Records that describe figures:
****************************************

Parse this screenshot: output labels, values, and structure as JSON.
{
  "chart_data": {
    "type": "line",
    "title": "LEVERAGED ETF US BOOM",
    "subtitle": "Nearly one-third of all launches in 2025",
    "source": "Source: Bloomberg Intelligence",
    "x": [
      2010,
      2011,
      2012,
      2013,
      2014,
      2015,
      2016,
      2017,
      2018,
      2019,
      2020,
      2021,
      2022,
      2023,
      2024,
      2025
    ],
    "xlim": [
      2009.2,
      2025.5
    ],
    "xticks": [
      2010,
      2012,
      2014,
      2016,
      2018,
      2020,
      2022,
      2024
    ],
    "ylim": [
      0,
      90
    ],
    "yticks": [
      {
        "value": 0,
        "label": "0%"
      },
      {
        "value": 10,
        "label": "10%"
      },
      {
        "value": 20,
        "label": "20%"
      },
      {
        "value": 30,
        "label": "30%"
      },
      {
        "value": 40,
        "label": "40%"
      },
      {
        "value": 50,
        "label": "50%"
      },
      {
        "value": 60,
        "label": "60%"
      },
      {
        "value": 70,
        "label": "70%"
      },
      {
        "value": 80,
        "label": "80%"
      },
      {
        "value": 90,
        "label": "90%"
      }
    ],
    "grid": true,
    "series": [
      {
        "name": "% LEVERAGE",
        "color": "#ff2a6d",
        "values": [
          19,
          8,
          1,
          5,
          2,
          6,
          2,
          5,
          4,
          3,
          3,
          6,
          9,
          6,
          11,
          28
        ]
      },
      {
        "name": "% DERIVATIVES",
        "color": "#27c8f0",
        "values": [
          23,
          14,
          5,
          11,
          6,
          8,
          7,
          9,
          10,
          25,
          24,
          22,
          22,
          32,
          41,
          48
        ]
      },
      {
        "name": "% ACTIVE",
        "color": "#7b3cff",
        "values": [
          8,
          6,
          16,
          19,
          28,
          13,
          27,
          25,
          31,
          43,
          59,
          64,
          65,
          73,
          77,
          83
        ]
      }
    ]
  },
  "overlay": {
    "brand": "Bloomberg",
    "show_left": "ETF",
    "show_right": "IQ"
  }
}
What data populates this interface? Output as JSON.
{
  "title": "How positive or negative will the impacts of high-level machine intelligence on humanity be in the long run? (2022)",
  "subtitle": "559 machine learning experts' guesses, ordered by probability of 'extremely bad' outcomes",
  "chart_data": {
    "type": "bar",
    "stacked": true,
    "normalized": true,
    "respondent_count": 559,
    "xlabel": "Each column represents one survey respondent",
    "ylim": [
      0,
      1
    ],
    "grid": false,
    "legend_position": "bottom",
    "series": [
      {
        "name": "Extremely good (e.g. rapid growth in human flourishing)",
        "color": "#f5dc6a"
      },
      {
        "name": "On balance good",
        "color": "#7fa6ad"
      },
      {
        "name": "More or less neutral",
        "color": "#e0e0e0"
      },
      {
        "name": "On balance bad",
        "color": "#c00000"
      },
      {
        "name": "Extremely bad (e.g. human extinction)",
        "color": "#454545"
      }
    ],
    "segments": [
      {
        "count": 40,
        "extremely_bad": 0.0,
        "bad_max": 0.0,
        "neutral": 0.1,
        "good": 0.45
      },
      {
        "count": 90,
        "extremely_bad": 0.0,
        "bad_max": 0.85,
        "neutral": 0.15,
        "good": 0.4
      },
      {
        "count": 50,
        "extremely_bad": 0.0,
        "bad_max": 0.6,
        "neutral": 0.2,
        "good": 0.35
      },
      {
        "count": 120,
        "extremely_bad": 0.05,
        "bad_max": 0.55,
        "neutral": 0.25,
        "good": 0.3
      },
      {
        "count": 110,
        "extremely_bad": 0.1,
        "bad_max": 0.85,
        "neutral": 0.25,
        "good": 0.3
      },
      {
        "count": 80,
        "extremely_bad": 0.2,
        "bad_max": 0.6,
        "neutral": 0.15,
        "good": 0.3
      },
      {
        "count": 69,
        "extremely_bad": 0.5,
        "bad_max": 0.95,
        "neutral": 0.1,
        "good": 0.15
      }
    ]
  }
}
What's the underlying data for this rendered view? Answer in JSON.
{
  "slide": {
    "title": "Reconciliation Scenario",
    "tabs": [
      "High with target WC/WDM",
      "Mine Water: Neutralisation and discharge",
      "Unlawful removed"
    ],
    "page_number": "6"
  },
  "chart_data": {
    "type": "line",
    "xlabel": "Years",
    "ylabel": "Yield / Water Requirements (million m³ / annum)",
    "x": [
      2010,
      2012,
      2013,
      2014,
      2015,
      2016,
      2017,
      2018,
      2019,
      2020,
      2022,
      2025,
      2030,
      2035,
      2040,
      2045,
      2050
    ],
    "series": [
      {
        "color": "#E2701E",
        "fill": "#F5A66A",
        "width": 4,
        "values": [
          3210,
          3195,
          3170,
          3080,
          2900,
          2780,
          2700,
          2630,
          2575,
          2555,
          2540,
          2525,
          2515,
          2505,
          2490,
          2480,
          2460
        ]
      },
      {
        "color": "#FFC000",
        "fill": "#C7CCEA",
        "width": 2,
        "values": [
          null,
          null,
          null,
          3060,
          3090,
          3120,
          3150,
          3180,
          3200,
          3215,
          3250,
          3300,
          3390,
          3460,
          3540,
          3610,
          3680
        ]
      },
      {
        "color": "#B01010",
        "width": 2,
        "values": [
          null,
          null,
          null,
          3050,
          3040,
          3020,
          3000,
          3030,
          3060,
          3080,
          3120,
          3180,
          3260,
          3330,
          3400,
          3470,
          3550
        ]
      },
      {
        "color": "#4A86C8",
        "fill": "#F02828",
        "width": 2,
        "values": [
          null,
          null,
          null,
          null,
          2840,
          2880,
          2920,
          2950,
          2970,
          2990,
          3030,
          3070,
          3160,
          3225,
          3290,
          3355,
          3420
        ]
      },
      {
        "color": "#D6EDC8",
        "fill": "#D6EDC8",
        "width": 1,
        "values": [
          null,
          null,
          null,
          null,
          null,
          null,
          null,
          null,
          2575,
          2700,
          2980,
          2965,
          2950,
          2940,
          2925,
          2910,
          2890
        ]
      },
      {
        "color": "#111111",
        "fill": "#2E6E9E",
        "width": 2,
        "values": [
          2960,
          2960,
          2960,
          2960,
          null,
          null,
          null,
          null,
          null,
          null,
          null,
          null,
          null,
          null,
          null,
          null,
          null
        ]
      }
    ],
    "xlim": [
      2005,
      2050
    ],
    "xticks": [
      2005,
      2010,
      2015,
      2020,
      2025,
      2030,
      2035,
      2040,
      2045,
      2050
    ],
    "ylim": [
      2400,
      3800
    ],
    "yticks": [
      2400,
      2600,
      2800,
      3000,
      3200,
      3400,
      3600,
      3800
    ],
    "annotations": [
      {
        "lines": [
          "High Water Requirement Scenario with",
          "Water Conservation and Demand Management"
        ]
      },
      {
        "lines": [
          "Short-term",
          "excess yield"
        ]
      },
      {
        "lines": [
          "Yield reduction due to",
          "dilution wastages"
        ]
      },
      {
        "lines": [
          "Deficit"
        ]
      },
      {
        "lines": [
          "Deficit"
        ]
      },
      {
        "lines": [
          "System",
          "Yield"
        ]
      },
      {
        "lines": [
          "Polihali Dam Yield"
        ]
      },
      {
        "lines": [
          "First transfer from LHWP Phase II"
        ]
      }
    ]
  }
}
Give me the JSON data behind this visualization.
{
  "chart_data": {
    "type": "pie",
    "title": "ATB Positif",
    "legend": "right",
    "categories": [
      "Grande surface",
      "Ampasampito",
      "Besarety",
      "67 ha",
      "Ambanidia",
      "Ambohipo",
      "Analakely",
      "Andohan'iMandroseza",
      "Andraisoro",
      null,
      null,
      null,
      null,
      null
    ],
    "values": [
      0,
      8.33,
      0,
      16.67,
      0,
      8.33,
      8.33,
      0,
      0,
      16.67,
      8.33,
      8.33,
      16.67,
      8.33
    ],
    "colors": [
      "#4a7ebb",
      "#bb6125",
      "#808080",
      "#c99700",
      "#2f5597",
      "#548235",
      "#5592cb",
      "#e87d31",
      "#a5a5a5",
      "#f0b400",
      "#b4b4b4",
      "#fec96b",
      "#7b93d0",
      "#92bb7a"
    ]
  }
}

****************************************

[WHAT IS ASKED] From the listing, tally every line with the word "xlabel" in it and give only the tally.

[CORRECT OUTPUT] 2